Dataset items:
START

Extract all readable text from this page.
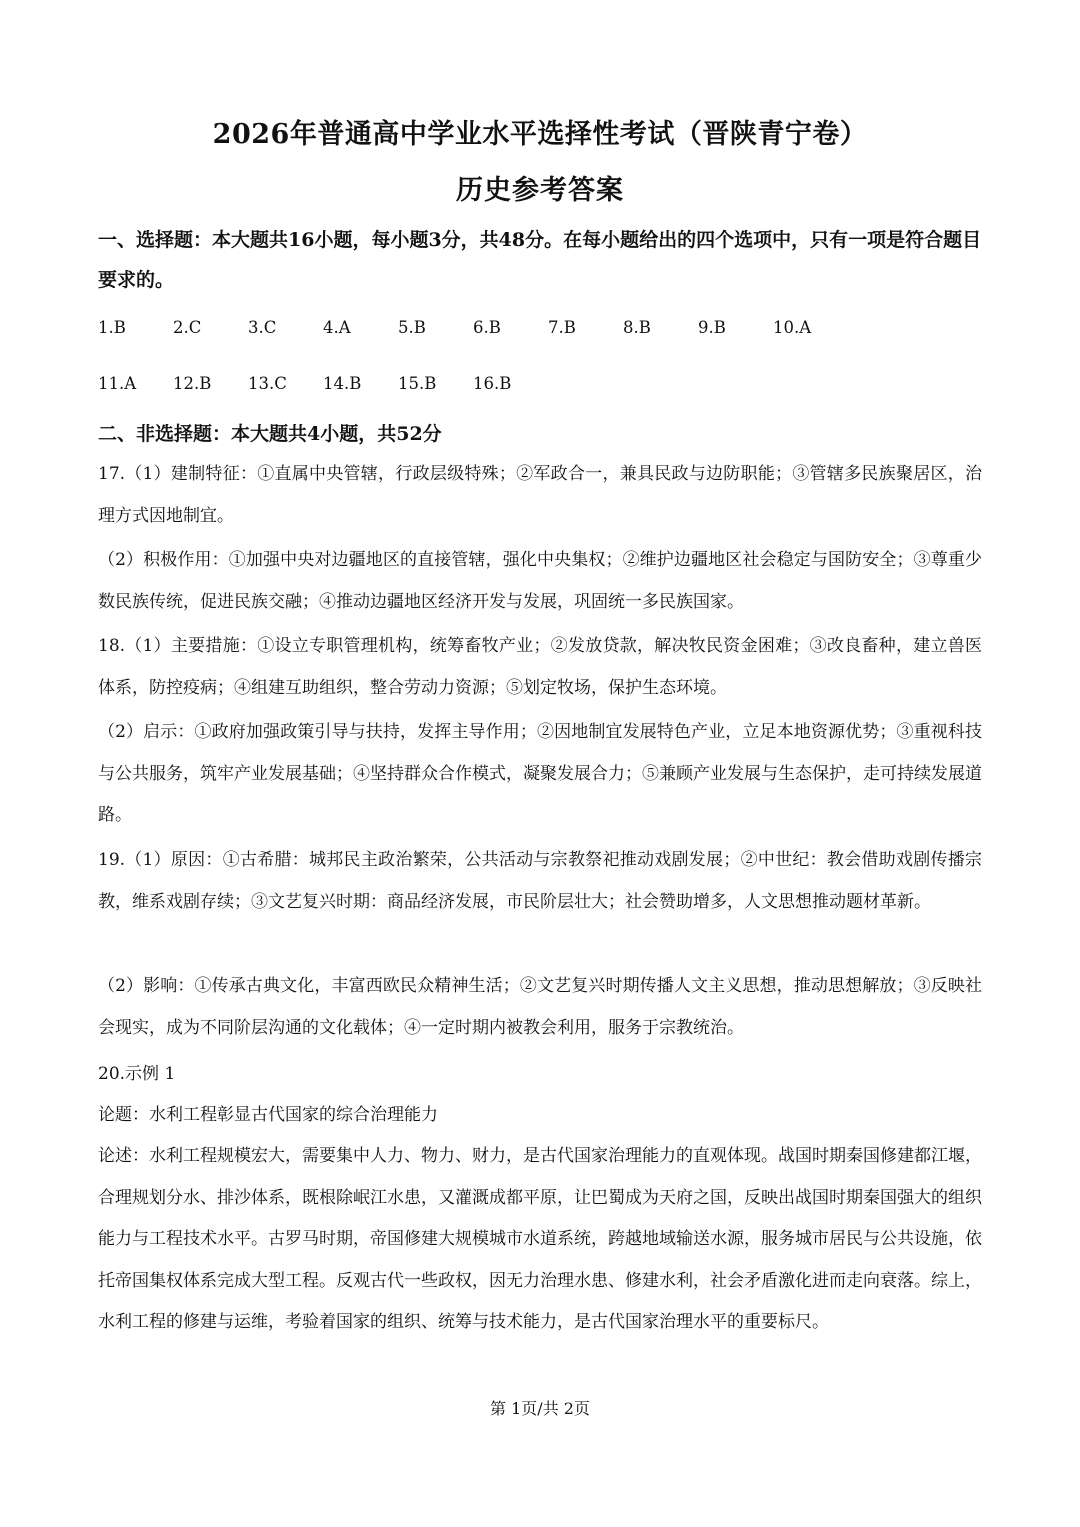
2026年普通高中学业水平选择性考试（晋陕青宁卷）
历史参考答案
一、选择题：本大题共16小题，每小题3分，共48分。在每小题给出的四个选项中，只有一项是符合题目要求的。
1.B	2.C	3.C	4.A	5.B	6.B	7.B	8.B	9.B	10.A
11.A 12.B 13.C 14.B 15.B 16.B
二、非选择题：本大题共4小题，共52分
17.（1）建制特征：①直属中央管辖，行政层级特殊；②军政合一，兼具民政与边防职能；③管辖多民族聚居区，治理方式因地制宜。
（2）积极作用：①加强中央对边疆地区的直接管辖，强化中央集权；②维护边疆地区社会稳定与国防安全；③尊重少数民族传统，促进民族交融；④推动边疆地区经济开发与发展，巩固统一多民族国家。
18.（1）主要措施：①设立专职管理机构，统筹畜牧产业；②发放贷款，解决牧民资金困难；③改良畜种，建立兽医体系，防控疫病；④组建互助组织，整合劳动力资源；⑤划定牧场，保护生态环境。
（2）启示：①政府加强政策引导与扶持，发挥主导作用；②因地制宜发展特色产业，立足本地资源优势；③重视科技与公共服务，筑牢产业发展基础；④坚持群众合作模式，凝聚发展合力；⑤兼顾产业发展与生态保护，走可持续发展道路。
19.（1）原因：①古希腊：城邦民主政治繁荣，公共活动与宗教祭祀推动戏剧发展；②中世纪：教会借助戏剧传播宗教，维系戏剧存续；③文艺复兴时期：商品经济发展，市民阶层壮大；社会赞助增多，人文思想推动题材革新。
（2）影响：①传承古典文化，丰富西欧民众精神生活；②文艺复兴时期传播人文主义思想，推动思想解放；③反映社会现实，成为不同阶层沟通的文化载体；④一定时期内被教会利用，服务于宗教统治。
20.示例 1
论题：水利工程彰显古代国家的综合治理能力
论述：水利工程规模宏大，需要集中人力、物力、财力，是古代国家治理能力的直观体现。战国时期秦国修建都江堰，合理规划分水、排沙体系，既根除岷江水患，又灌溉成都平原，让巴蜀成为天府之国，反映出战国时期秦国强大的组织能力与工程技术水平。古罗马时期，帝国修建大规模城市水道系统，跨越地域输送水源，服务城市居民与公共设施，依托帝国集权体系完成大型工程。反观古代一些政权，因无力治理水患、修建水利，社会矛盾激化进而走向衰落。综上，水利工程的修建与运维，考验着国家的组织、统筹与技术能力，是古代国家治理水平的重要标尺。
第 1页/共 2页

END
START

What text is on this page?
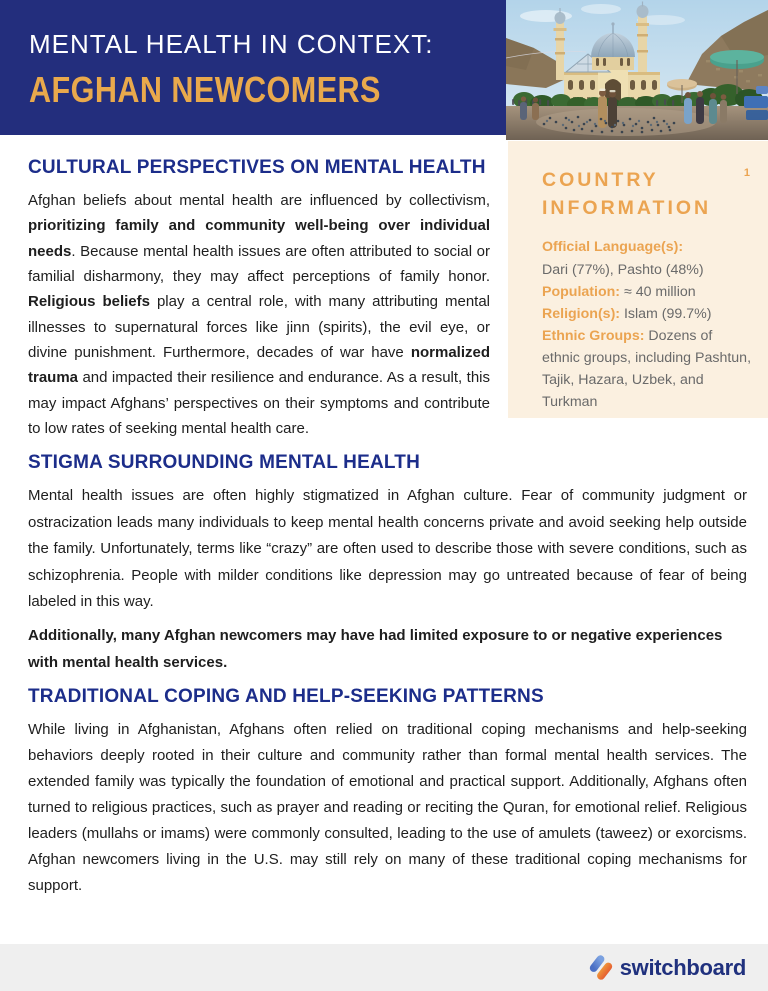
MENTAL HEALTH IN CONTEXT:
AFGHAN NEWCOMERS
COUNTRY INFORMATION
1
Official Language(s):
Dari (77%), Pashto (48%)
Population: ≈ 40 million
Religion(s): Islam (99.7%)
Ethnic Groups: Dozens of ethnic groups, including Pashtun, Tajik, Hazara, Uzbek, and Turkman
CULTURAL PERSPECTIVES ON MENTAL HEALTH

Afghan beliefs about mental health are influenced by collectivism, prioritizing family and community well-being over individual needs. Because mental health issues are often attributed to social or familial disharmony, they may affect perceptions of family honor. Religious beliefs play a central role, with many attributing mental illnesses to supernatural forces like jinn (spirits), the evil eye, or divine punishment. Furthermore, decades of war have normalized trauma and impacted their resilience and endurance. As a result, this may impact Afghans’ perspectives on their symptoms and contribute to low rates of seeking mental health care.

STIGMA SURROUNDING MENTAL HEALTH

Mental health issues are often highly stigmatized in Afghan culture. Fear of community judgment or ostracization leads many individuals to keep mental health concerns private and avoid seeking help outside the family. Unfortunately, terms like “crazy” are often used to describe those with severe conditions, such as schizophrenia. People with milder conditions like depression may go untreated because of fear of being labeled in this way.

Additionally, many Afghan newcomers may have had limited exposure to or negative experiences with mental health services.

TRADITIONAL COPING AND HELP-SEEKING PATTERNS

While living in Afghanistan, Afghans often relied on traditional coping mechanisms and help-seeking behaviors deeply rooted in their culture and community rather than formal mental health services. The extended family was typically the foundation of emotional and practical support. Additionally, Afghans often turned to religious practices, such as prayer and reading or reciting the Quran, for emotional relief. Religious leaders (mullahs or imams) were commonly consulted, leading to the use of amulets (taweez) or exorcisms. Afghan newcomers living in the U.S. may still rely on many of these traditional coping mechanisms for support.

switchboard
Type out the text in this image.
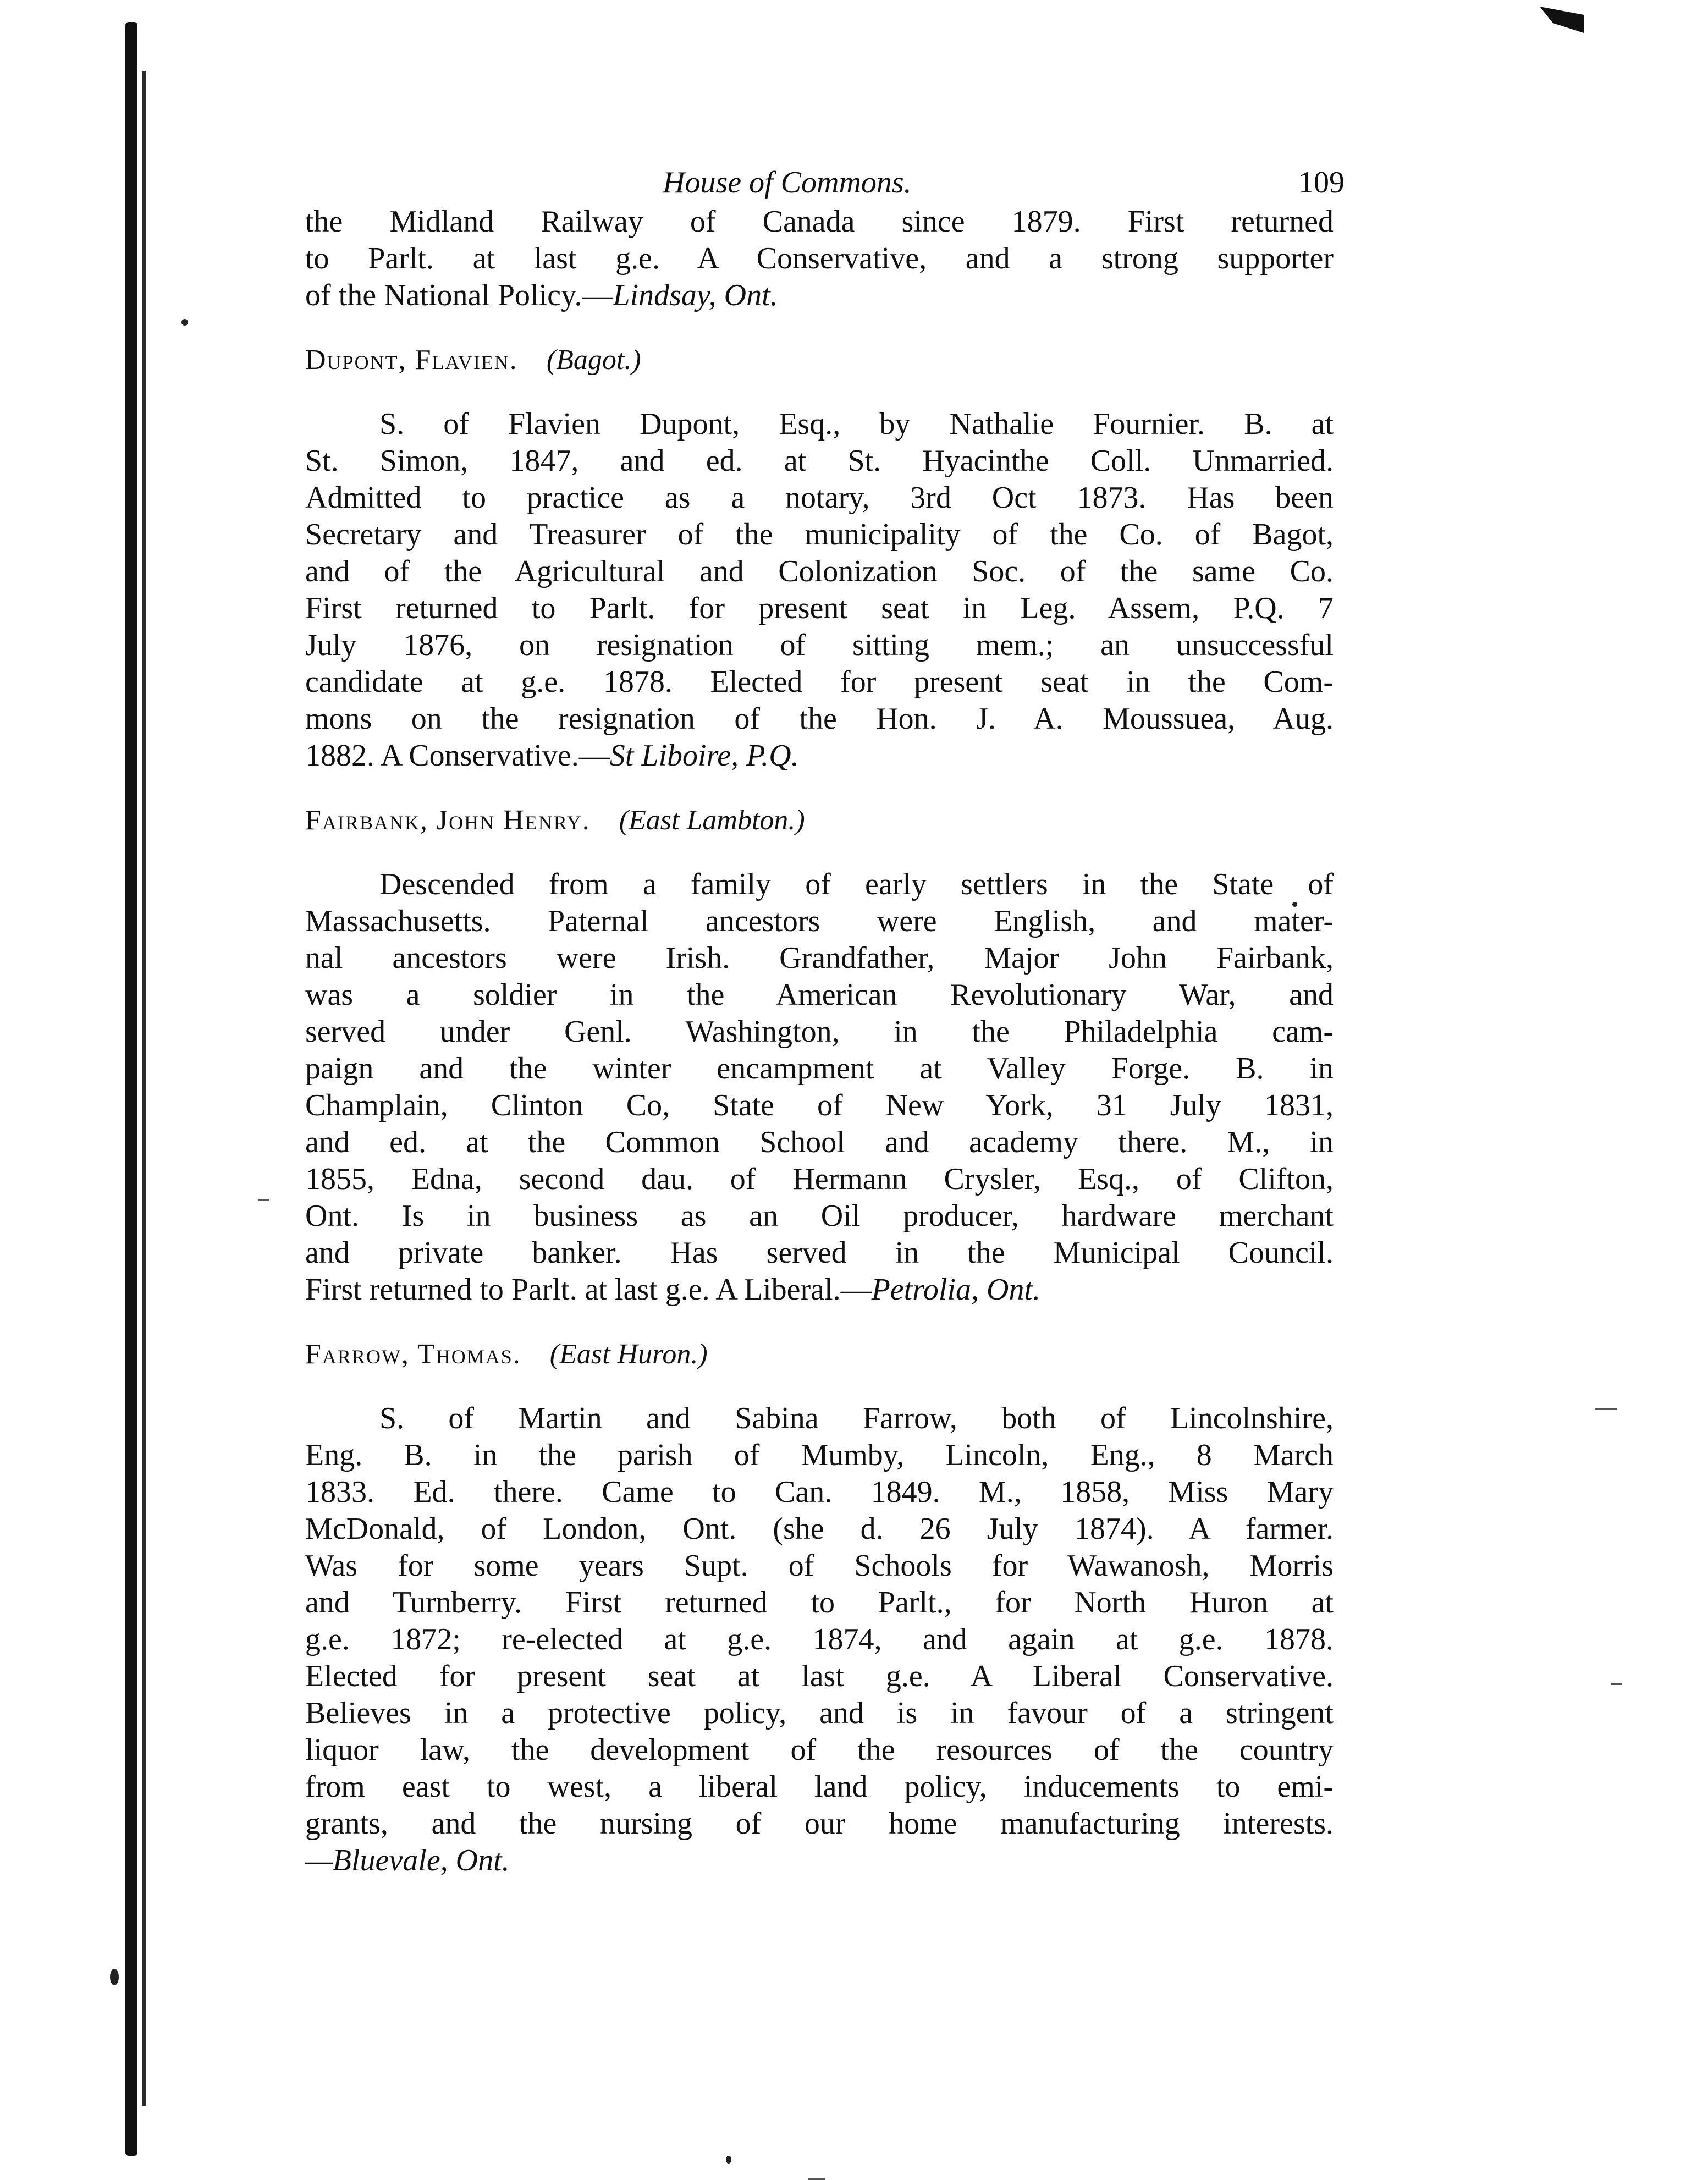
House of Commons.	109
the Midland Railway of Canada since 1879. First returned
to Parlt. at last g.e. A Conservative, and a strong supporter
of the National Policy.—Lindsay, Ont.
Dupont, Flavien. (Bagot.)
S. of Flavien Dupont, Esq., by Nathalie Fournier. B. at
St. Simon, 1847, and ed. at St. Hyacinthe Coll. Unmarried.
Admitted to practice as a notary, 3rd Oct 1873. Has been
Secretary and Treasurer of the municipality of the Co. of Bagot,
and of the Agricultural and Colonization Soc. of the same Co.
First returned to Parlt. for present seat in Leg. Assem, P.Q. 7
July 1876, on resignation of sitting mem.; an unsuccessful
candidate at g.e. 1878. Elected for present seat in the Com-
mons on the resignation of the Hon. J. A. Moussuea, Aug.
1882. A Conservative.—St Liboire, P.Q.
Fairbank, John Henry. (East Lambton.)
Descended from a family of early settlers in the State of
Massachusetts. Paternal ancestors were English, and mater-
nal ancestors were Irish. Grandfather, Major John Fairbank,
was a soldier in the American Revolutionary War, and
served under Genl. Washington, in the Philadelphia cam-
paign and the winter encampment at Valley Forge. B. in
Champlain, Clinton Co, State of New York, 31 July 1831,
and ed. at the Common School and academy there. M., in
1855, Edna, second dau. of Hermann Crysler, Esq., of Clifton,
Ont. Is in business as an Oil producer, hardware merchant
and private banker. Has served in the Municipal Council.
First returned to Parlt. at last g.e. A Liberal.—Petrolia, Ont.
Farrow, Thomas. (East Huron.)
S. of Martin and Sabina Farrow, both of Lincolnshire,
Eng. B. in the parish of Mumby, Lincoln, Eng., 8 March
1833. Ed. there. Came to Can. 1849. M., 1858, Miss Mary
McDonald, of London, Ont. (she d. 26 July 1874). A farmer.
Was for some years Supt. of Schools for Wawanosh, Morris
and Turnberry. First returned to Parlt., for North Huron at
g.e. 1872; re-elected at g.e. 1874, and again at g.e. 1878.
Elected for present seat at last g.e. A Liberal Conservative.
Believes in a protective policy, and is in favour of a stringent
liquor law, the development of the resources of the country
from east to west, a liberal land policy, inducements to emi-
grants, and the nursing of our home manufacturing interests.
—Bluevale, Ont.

END

# [WRITTEN EXERCISE]
Select from the material above each line in which the string "being" appears, and list those lines.

# [OUTPUT BELOW]
Afghan beliefs about mental health are influenced by collectivism, prioritizing family and community well-being over individual needs. Because mental health issues are often attributed to social or familial disharmony, they may affect perceptions of family honor. Religious beliefs play a central role, with many attributing mental illnesses to supernatural forces like jinn (spirits), the evil eye, or divine punishment. Furthermore, decades of war have normalized trauma and impacted their resilience and endurance. As a result, this may impact Afghans’ perspectives on their symptoms and contribute to low rates of seeking mental health care.
Mental health issues are often highly stigmatized in Afghan culture. Fear of community judgment or ostracization leads many individuals to keep mental health concerns private and avoid seeking help outside the family. Unfortunately, terms like “crazy” are often used to describe those with severe conditions, such as schizophrenia. People with milder conditions like depression may go untreated because of fear of being labeled in this way.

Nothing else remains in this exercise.